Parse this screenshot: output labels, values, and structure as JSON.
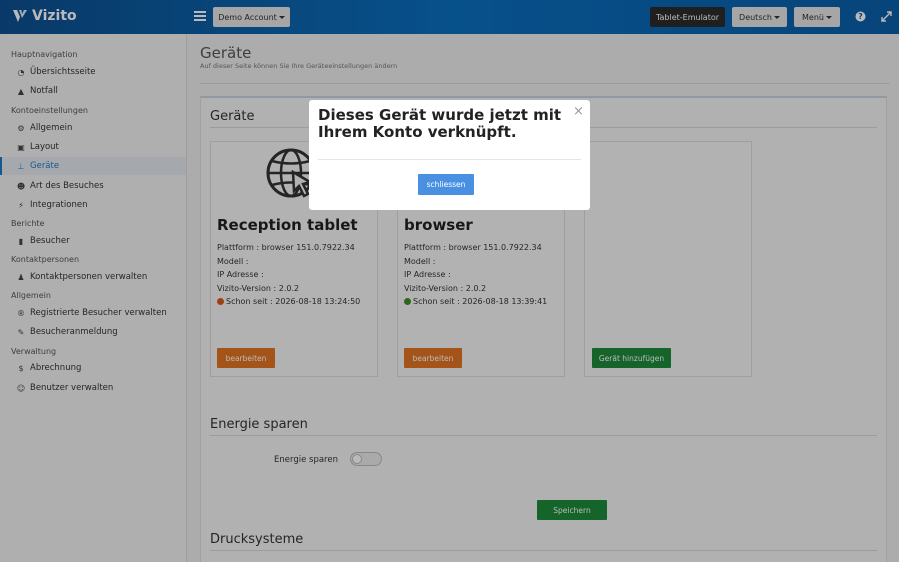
{
  "brand": {
    "name": "Vizito"
  },
  "topbar": {
    "account_label": "Demo Account",
    "emulator_label": "Tablet-Emulator",
    "language_label": "Deutsch",
    "menu_label": "Menü",
    "help_icon": "question-circle-icon",
    "expand_icon": "expand-icon"
  },
  "sidebar": {
    "sections": {
      "main_nav": "Hauptnavigation",
      "account_settings": "Kontoeinstellungen",
      "reports": "Berichte",
      "contacts": "Kontaktpersonen",
      "general": "Allgemein",
      "admin": "Verwaltung"
    },
    "items": [
      {
        "label": "Übersichtsseite",
        "icon": "dashboard-icon"
      },
      {
        "label": "Notfall",
        "icon": "warning-icon"
      },
      {
        "label": "Allgemein",
        "icon": "gear-icon"
      },
      {
        "label": "Layout",
        "icon": "image-icon"
      },
      {
        "label": "Geräte",
        "icon": "sitemap-icon",
        "active": true
      },
      {
        "label": "Art des Besuches",
        "icon": "users-icon"
      },
      {
        "label": "Integrationen",
        "icon": "plug-icon"
      },
      {
        "label": "Besucher",
        "icon": "book-icon"
      },
      {
        "label": "Kontaktpersonen verwalten",
        "icon": "person-icon"
      },
      {
        "label": "Registrierte Besucher verwalten",
        "icon": "registered-icon"
      },
      {
        "label": "Besucheranmeldung",
        "icon": "pencil-icon"
      },
      {
        "label": "Abrechnung",
        "icon": "dollar-icon"
      },
      {
        "label": "Benutzer verwalten",
        "icon": "user-gear-icon"
      }
    ]
  },
  "page": {
    "title": "Geräte",
    "subtitle": "Auf dieser Seite können Sie Ihre Geräteeinstellungen ändern"
  },
  "devices_section": {
    "heading": "Geräte"
  },
  "devices": [
    {
      "name": "Reception tablet",
      "platform": "Plattform : browser 151.0.7922.34",
      "model": "Modell :",
      "ip": "IP Adresse :",
      "version": "Vizito-Version : 2.0.2",
      "since": "Schon seit : 2026-08-18 13:24:50",
      "status_color": "#d9581c",
      "edit_label": "bearbeiten"
    },
    {
      "name": "browser",
      "platform": "Plattform : browser 151.0.7922.34",
      "model": "Modell :",
      "ip": "IP Adresse :",
      "version": "Vizito-Version : 2.0.2",
      "since": "Schon seit : 2026-08-18 13:39:41",
      "status_color": "#3b8f26",
      "edit_label": "bearbeiten"
    }
  ],
  "add_device_label": "Gerät hinzufügen",
  "energy": {
    "heading": "Energie sparen",
    "label": "Energie sparen",
    "enabled": false,
    "save_label": "Speichern"
  },
  "print": {
    "heading": "Drucksysteme"
  },
  "modal": {
    "title": "Dieses Gerät wurde jetzt mit Ihrem Konto verknüpft.",
    "close_symbol": "×",
    "button_label": "schliessen"
  },
  "colors": {
    "topbar": "#0a6fbf",
    "accent": "#1a7ac9",
    "edit_button": "#e17422",
    "green_button": "#1e8a3a",
    "modal_button": "#4a90e2"
  }
}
________________________
OBJECTIVE >>
Your answer should be one number: how many lines of the listing include the word "Kontaktpersonen".

WRITTEN RESPONSE >>
2